• _Data excerpts_:
════
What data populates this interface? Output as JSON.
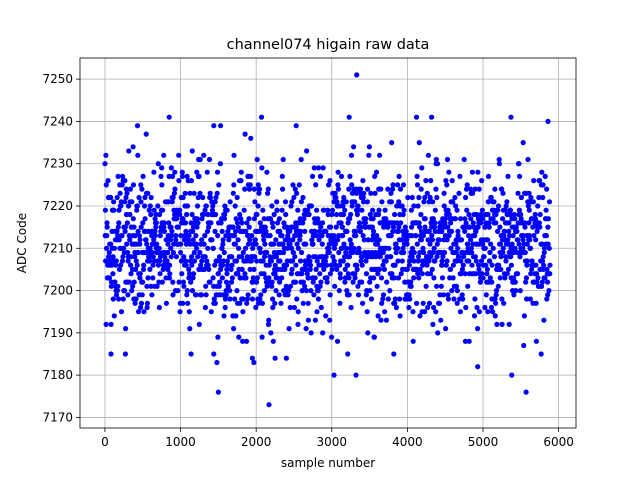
{
  "chart_data": {
    "type": "scatter",
    "title": "channel074 higain raw data",
    "xlabel": "sample number",
    "ylabel": "ADC Code",
    "xlim": [
      -330,
      6230
    ],
    "ylim": [
      7167.5,
      7255
    ],
    "xticks": [
      0,
      1000,
      2000,
      3000,
      4000,
      5000,
      6000
    ],
    "yticks": [
      7170,
      7180,
      7190,
      7200,
      7210,
      7220,
      7230,
      7240,
      7250
    ],
    "grid": true,
    "marker_color": "#0000ff",
    "series": [
      {
        "name": "",
        "n_points": 5888,
        "y_center": 7211,
        "y_sd": 9,
        "y_min": 7173,
        "y_max": 7251,
        "outliers": [
          [
            3330,
            7251
          ],
          [
            2170,
            7173
          ],
          [
            1500,
            7176
          ],
          [
            5570,
            7176
          ],
          [
            2070,
            7241
          ],
          [
            850,
            7241
          ],
          [
            3230,
            7241
          ],
          [
            4120,
            7241
          ],
          [
            4320,
            7241
          ],
          [
            5370,
            7241
          ],
          [
            5860,
            7240
          ],
          [
            1440,
            7239
          ],
          [
            1530,
            7239
          ],
          [
            430,
            7239
          ],
          [
            2530,
            7239
          ],
          [
            3030,
            7180
          ],
          [
            3320,
            7180
          ],
          [
            5380,
            7180
          ],
          [
            4930,
            7182
          ],
          [
            1970,
            7183
          ],
          [
            1950,
            7184
          ],
          [
            1480,
            7183
          ],
          [
            1140,
            7185
          ],
          [
            80,
            7185
          ],
          [
            270,
            7185
          ],
          [
            2250,
            7184
          ],
          [
            2400,
            7184
          ],
          [
            3210,
            7185
          ],
          [
            3820,
            7185
          ],
          [
            5770,
            7185
          ],
          [
            1440,
            7185
          ]
        ]
      }
    ]
  }
}
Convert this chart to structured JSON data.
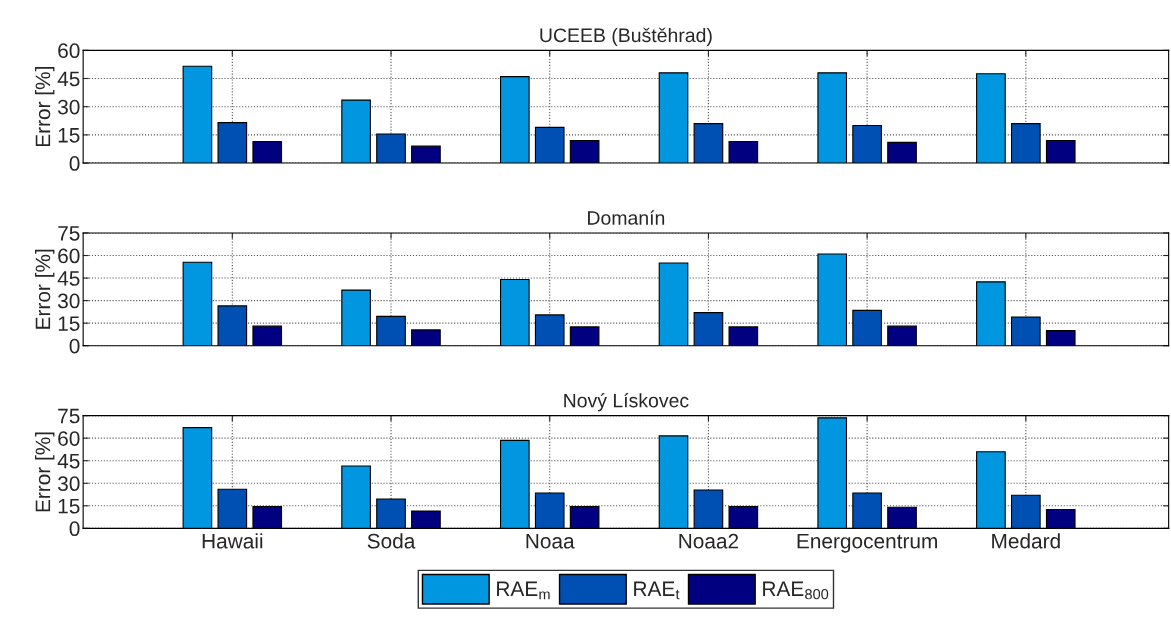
{
  "chart_data": [
    {
      "type": "bar",
      "title": "UCEEB (Buštěhrad)",
      "ylabel": "Error [%]",
      "categories": [
        null,
        null,
        null,
        null,
        null,
        null
      ],
      "tick_labels": "y",
      "ylim": [
        0,
        60
      ],
      "yticks": [
        0,
        15,
        30,
        45,
        60
      ],
      "grid": true,
      "series": [
        {
          "color": "#0096e0",
          "values": [
            51.5,
            33.5,
            46,
            48,
            48,
            47.5
          ]
        },
        {
          "color": "#0050b4",
          "values": [
            21.5,
            15.5,
            19,
            21,
            20,
            21
          ]
        },
        {
          "color": "#000080",
          "values": [
            11.5,
            9,
            12,
            11.5,
            11,
            12
          ]
        }
      ]
    },
    {
      "type": "bar",
      "title": "Domanín",
      "ylabel": "Error [%]",
      "categories": [
        null,
        null,
        null,
        null,
        null,
        null
      ],
      "tick_labels": "y",
      "ylim": [
        0,
        75
      ],
      "yticks": [
        0,
        15,
        30,
        45,
        60,
        75
      ],
      "grid": true,
      "series": [
        {
          "color": "#0096e0",
          "values": [
            55.5,
            37,
            44,
            55,
            61,
            42.5
          ]
        },
        {
          "color": "#0050b4",
          "values": [
            26.5,
            19.5,
            20.5,
            22,
            23.5,
            19
          ]
        },
        {
          "color": "#000080",
          "values": [
            13,
            10.5,
            12.5,
            12.5,
            13,
            10
          ]
        }
      ]
    },
    {
      "type": "bar",
      "title": "Nový Lískovec",
      "ylabel": "Error [%]",
      "categories": [
        "Hawaii",
        "Soda",
        "Noaa",
        "Noaa2",
        "Energocentrum",
        "Medard"
      ],
      "ylim": [
        0,
        75
      ],
      "yticks": [
        0,
        15,
        30,
        45,
        60,
        75
      ],
      "grid": true,
      "legend": "bottom",
      "series": [
        {
          "name": "RAE$_{m}$",
          "color": "#0096e0",
          "values": [
            67,
            41.5,
            58.5,
            61.5,
            73.5,
            51
          ]
        },
        {
          "name": "RAE$_{t}$",
          "color": "#0050b4",
          "values": [
            26,
            19.5,
            23.5,
            25.5,
            23.5,
            22
          ]
        },
        {
          "name": "RAE$_{800}$",
          "color": "#000080",
          "values": [
            14.5,
            11.5,
            14.5,
            14.5,
            14,
            12.5
          ]
        }
      ]
    }
  ]
}
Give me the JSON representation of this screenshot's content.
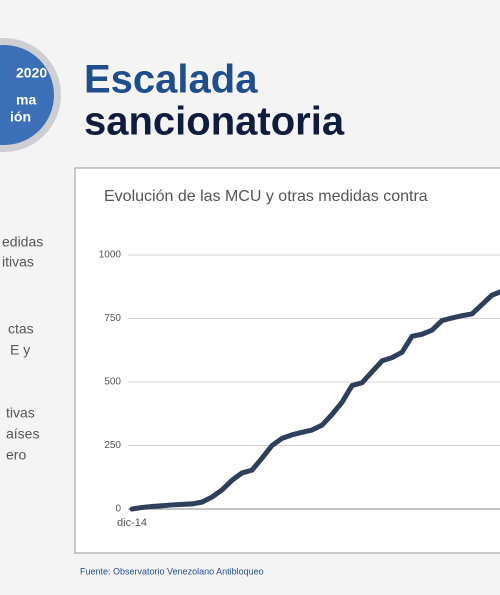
{
  "slide": {
    "badge": [
      "2020",
      "ma",
      "ión"
    ],
    "title_lines": [
      "Escalada",
      "sancionatoria"
    ],
    "side_text": [
      "edidas",
      "itivas",
      "ctas",
      "E y",
      "tivas",
      "aíses",
      "ero"
    ],
    "source": "Fuente: Observatorio Venezolano Antibloqueo"
  },
  "chart_data": {
    "type": "line",
    "title": "Evolución de las MCU y otras medidas contra",
    "categories": [
      "dic-14",
      null,
      null,
      null,
      null,
      null,
      null,
      null,
      null,
      null,
      null,
      null,
      null,
      null,
      null,
      null,
      null,
      null,
      null,
      null,
      null,
      null,
      null,
      null,
      null,
      null,
      null,
      null,
      null,
      null,
      null,
      null,
      null,
      null,
      null,
      null,
      null,
      null
    ],
    "values": [
      0,
      6,
      10,
      13,
      16,
      18,
      20,
      27,
      47,
      75,
      113,
      142,
      153,
      200,
      250,
      278,
      292,
      302,
      311,
      330,
      372,
      420,
      486,
      497,
      540,
      583,
      596,
      617,
      680,
      688,
      704,
      742,
      752,
      761,
      768,
      805,
      842,
      857
    ],
    "color": "#2e3f5c",
    "ylim": [
      0,
      1000
    ],
    "yticks": [
      0,
      250,
      500,
      750,
      1000
    ],
    "grid": true
  }
}
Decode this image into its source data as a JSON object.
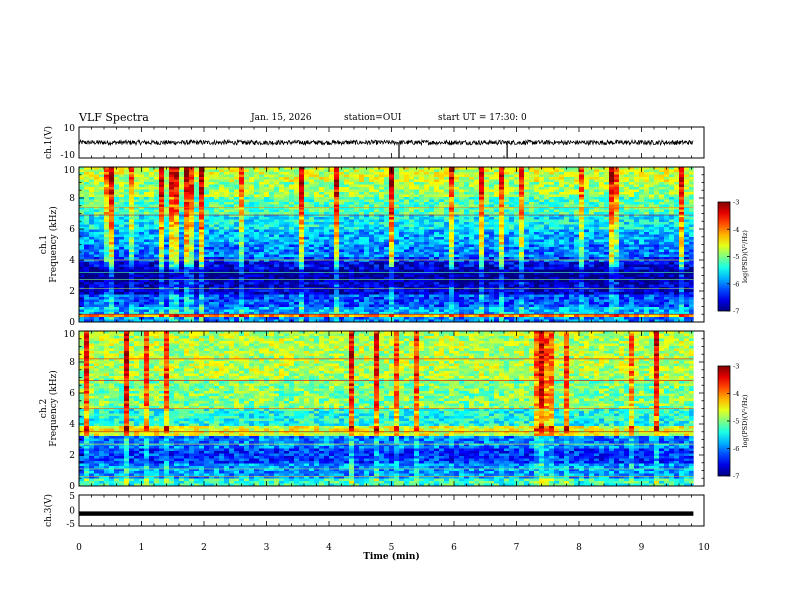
{
  "header": {
    "title": "VLF Spectra",
    "date": "Jan. 15, 2026",
    "station": "station=OUI",
    "start_ut": "start UT =  17:30: 0"
  },
  "chart_data": [
    {
      "type": "line",
      "name": "ch1-waveform",
      "ylabel": "ch.1(V)",
      "ylim": [
        -10,
        10
      ],
      "yticks": [
        "10",
        "-10"
      ],
      "xlim": [
        0,
        10
      ],
      "data_extent_min": 9.83,
      "baseline": 0,
      "approx_amplitude": 1.5
    },
    {
      "type": "heatmap",
      "name": "ch1-spectrogram",
      "ylabel": "ch.1\nFrequency (kHz)",
      "ylim": [
        0,
        10
      ],
      "yticks": [
        "0",
        "2",
        "4",
        "6",
        "8",
        "10"
      ],
      "xlim": [
        0,
        10
      ],
      "data_extent_min": 9.83,
      "colorbar": {
        "label": "log(PSD)(V²/Hz)",
        "range": [
          -7,
          -3
        ],
        "ticks": [
          "-3",
          "-4",
          "-5",
          "-6",
          "-7"
        ]
      },
      "bands": [
        {
          "f": [
            0.0,
            0.3
          ],
          "v": -6.0
        },
        {
          "f": [
            0.3,
            0.5
          ],
          "v": -4.1
        },
        {
          "f": [
            0.5,
            1.0
          ],
          "v": -5.8
        },
        {
          "f": [
            1.0,
            1.7
          ],
          "v": -6.2
        },
        {
          "f": [
            1.7,
            2.6
          ],
          "v": -6.7
        },
        {
          "f": [
            2.6,
            3.4
          ],
          "v": -6.9
        },
        {
          "f": [
            3.4,
            3.8
          ],
          "v": -6.6
        },
        {
          "f": [
            3.8,
            4.2
          ],
          "v": -6.3
        },
        {
          "f": [
            4.2,
            5.0
          ],
          "v": -6.0
        },
        {
          "f": [
            5.0,
            6.0
          ],
          "v": -5.8
        },
        {
          "f": [
            6.0,
            7.0
          ],
          "v": -5.5
        },
        {
          "f": [
            7.0,
            8.0
          ],
          "v": -5.2
        },
        {
          "f": [
            8.0,
            9.0
          ],
          "v": -4.9
        },
        {
          "f": [
            9.0,
            10.0
          ],
          "v": -4.7
        }
      ]
    },
    {
      "type": "heatmap",
      "name": "ch2-spectrogram",
      "ylabel": "ch.2\nFrequency (kHz)",
      "ylim": [
        0,
        10
      ],
      "yticks": [
        "0",
        "2",
        "4",
        "6",
        "8",
        "10"
      ],
      "xlim": [
        0,
        10
      ],
      "data_extent_min": 9.83,
      "colorbar": {
        "label": "log(PSD)(V²/Hz)",
        "range": [
          -7,
          -3
        ],
        "ticks": [
          "-3",
          "-4",
          "-5",
          "-6",
          "-7"
        ]
      },
      "bands": [
        {
          "f": [
            0.0,
            0.5
          ],
          "v": -5.3
        },
        {
          "f": [
            0.5,
            1.5
          ],
          "v": -5.9
        },
        {
          "f": [
            1.5,
            2.5
          ],
          "v": -6.3
        },
        {
          "f": [
            2.5,
            3.3
          ],
          "v": -6.0
        },
        {
          "f": [
            3.3,
            3.8
          ],
          "v": -4.6
        },
        {
          "f": [
            3.8,
            5.0
          ],
          "v": -5.4
        },
        {
          "f": [
            5.0,
            7.0
          ],
          "v": -5.0
        },
        {
          "f": [
            7.0,
            10.0
          ],
          "v": -4.8
        }
      ]
    },
    {
      "type": "line",
      "name": "ch3-waveform",
      "ylabel": "ch.3(V)",
      "ylim": [
        -5,
        5
      ],
      "yticks": [
        "5",
        "0",
        "-5"
      ],
      "xlim": [
        0,
        10
      ],
      "data_extent_min": 9.83,
      "constant_value": -1.0,
      "xlabel": "Time (min)",
      "xticks": [
        "0",
        "1",
        "2",
        "3",
        "4",
        "5",
        "6",
        "7",
        "8",
        "9",
        "10"
      ]
    }
  ]
}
════
• _What this task involves_: Check each line of the records above for "JSON", and copy those that have it.

• _Answer to the exercise_:
What data populates this interface? Output as JSON.
Convert this chart to structured JSON data.
Give me the JSON representation of this screenshot's content.
Decode this image into its source data as a JSON object.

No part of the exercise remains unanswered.